[START]

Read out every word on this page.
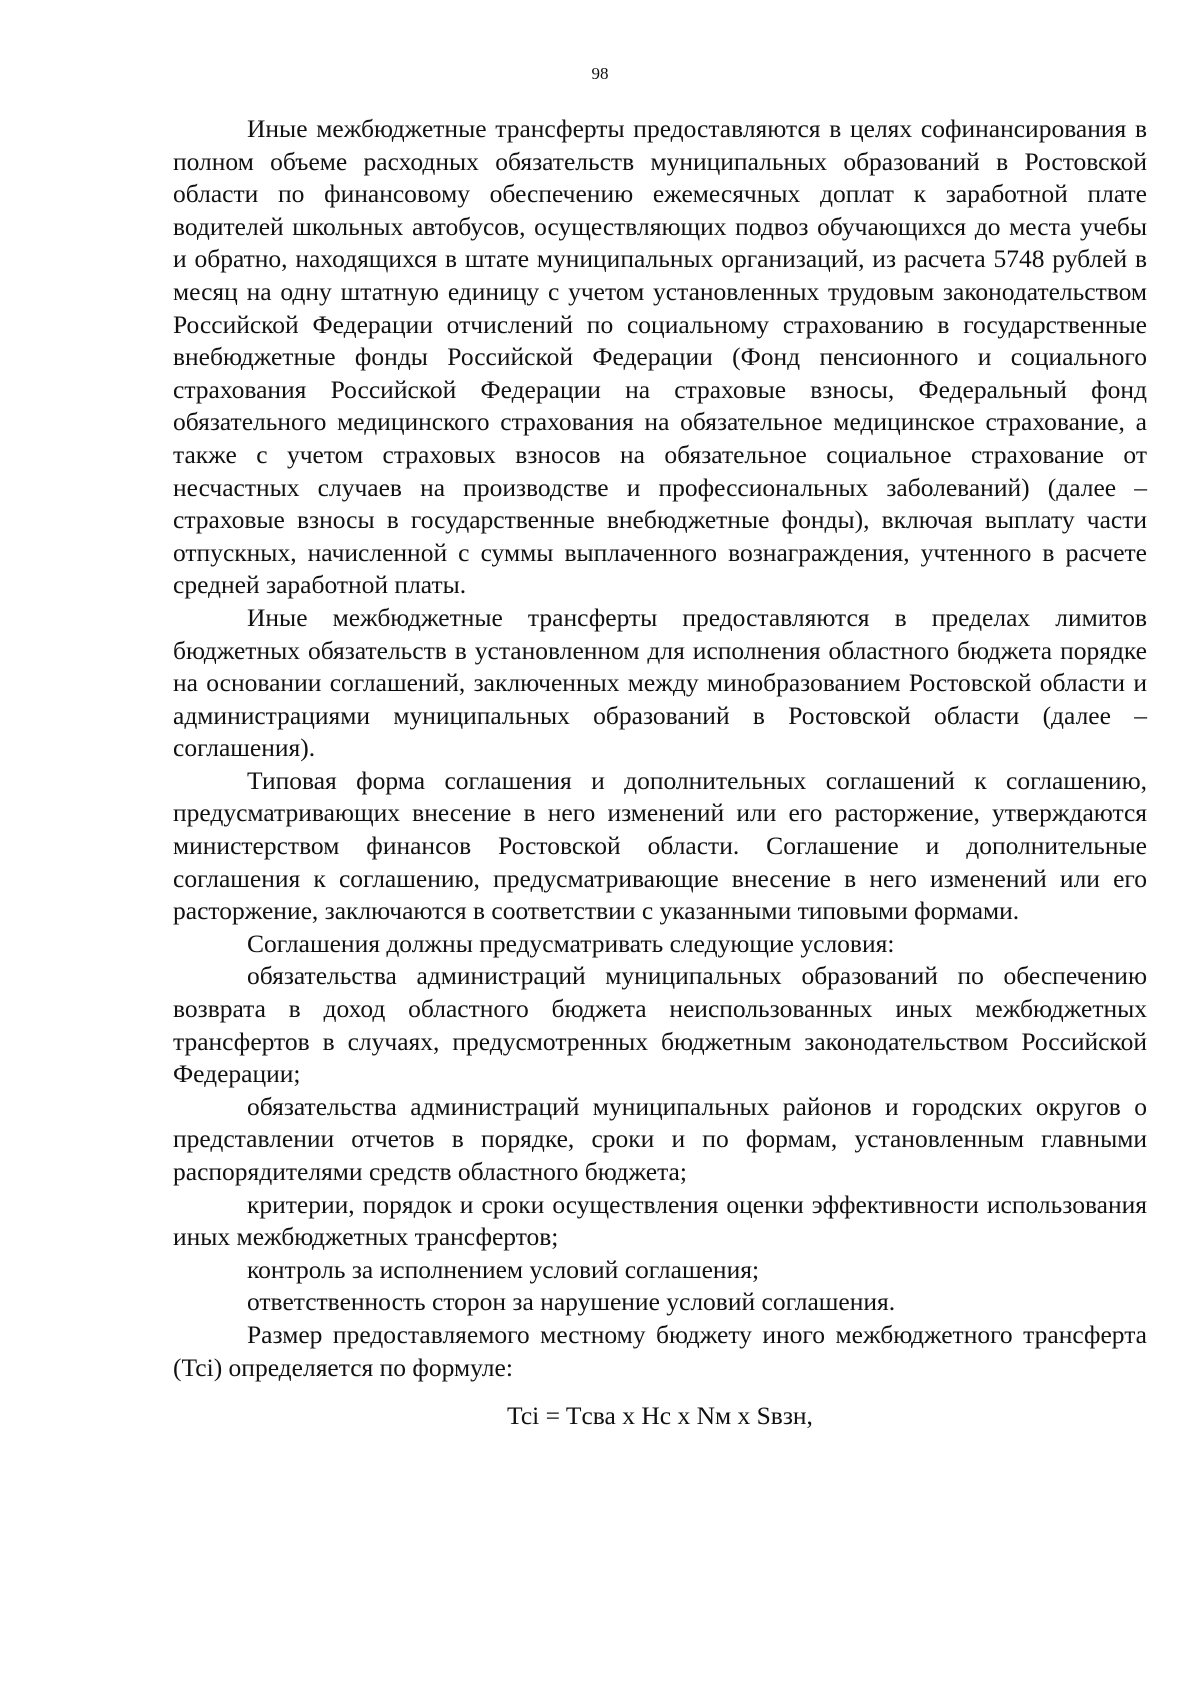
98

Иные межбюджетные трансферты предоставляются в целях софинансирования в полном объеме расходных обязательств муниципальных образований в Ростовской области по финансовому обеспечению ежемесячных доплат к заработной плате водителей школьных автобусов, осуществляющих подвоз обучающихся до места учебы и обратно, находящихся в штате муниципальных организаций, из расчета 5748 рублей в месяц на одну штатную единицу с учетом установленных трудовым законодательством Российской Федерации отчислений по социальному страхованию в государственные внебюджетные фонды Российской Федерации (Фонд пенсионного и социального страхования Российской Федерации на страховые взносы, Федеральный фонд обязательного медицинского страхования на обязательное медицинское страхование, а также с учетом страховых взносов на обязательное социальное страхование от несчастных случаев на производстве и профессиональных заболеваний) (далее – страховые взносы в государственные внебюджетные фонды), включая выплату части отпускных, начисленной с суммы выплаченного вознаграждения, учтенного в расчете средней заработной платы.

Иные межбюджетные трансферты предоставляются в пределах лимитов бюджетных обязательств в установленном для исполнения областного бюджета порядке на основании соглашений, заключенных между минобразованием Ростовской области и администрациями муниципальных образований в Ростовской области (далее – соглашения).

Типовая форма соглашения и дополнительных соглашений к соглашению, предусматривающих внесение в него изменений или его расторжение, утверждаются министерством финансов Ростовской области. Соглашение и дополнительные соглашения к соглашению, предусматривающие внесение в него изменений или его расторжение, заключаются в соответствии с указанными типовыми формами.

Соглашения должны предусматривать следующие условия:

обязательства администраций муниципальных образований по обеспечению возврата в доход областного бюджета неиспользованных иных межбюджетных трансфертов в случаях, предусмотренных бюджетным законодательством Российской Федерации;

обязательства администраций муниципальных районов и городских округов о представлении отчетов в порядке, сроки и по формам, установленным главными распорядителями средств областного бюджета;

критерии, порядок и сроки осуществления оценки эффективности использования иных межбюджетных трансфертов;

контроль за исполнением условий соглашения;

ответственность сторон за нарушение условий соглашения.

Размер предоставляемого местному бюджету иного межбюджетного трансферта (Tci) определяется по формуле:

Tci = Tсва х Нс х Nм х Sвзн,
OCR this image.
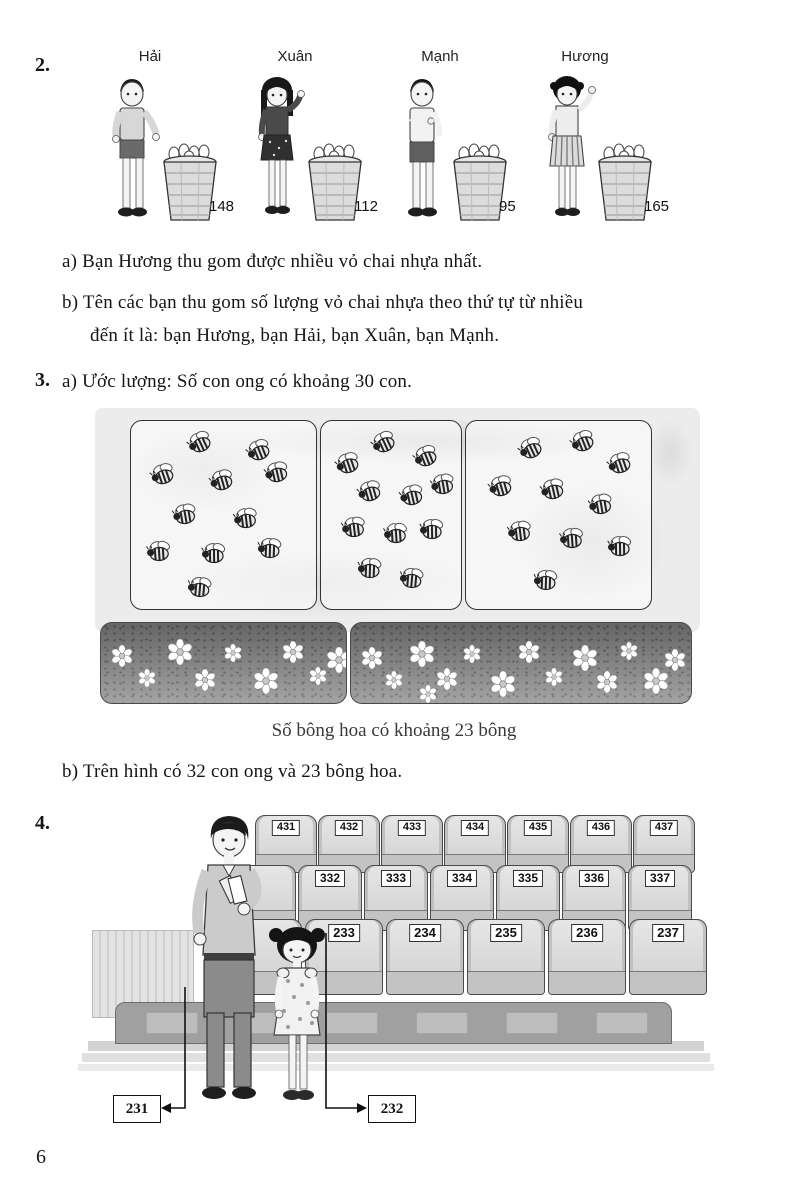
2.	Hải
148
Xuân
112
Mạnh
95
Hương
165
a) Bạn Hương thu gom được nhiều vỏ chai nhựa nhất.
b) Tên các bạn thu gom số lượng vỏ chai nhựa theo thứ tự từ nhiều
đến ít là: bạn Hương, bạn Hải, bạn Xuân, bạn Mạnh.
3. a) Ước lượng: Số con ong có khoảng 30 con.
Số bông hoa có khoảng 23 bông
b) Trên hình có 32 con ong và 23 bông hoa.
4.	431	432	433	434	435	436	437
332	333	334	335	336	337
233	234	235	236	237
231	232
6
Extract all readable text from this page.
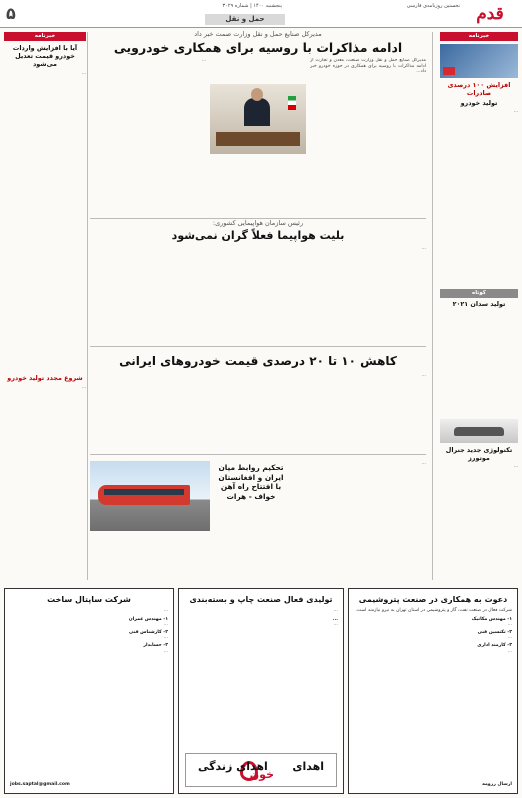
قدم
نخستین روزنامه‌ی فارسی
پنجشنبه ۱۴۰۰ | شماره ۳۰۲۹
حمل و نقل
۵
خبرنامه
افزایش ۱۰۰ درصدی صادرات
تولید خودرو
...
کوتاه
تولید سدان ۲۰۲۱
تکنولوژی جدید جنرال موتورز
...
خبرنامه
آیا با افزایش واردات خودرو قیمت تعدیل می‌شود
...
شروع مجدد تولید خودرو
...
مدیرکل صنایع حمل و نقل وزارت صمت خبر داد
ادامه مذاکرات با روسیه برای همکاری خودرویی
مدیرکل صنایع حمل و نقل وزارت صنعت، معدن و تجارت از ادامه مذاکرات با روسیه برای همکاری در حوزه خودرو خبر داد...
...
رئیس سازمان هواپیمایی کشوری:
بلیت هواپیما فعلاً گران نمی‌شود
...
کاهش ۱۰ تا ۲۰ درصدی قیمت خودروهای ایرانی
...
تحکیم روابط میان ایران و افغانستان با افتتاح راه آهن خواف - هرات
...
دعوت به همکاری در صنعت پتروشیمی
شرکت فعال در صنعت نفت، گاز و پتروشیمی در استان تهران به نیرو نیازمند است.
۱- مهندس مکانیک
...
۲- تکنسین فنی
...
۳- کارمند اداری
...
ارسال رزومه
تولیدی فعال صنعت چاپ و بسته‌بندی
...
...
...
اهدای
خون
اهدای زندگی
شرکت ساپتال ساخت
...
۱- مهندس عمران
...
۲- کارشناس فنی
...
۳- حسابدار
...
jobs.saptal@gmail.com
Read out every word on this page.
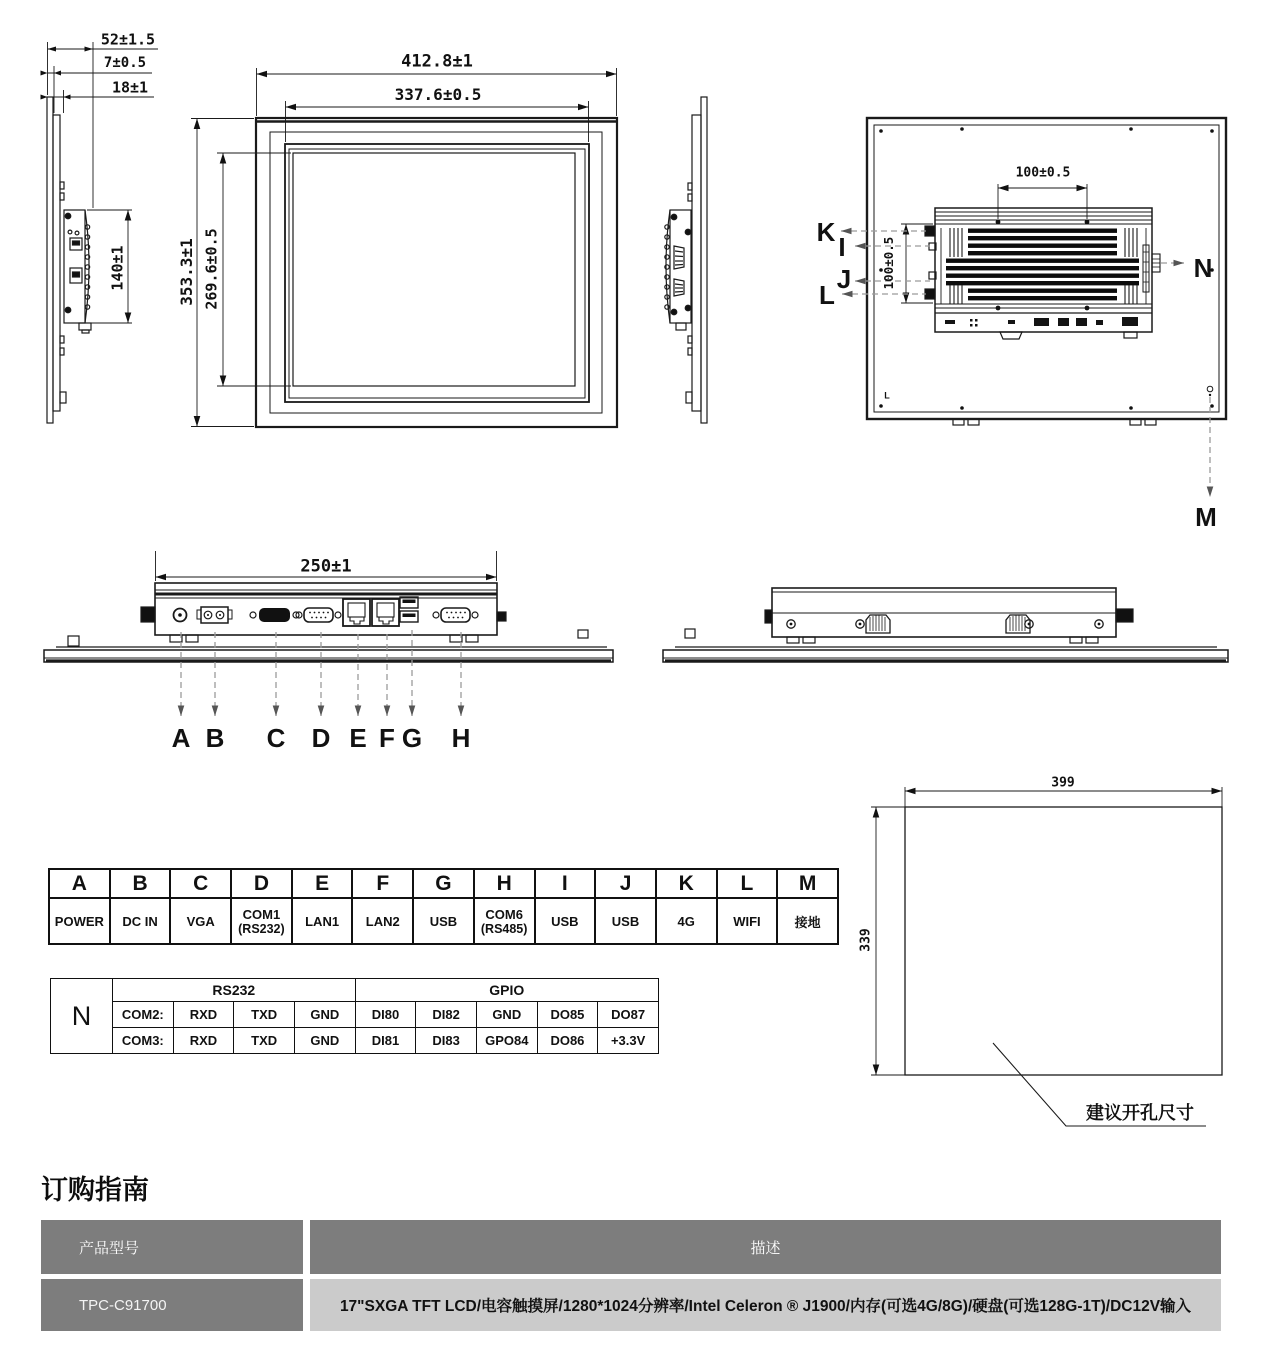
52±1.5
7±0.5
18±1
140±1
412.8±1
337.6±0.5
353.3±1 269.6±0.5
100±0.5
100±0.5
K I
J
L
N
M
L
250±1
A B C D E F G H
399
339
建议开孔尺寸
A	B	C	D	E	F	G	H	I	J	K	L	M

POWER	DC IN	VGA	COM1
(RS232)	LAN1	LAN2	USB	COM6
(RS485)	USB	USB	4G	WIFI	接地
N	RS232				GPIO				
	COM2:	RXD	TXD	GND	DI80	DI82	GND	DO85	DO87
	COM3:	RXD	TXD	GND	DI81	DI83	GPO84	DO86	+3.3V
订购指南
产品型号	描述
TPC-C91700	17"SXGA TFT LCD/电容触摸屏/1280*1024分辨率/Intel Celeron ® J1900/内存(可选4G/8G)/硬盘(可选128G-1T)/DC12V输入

[END]

## YOUR INSTRUCTIONS
Only lines with "Mạnh" are wanted here; list each of them.

## RESULT
Mạnh
đến ít là: bạn Hương, bạn Hải, bạn Xuân, bạn Mạnh.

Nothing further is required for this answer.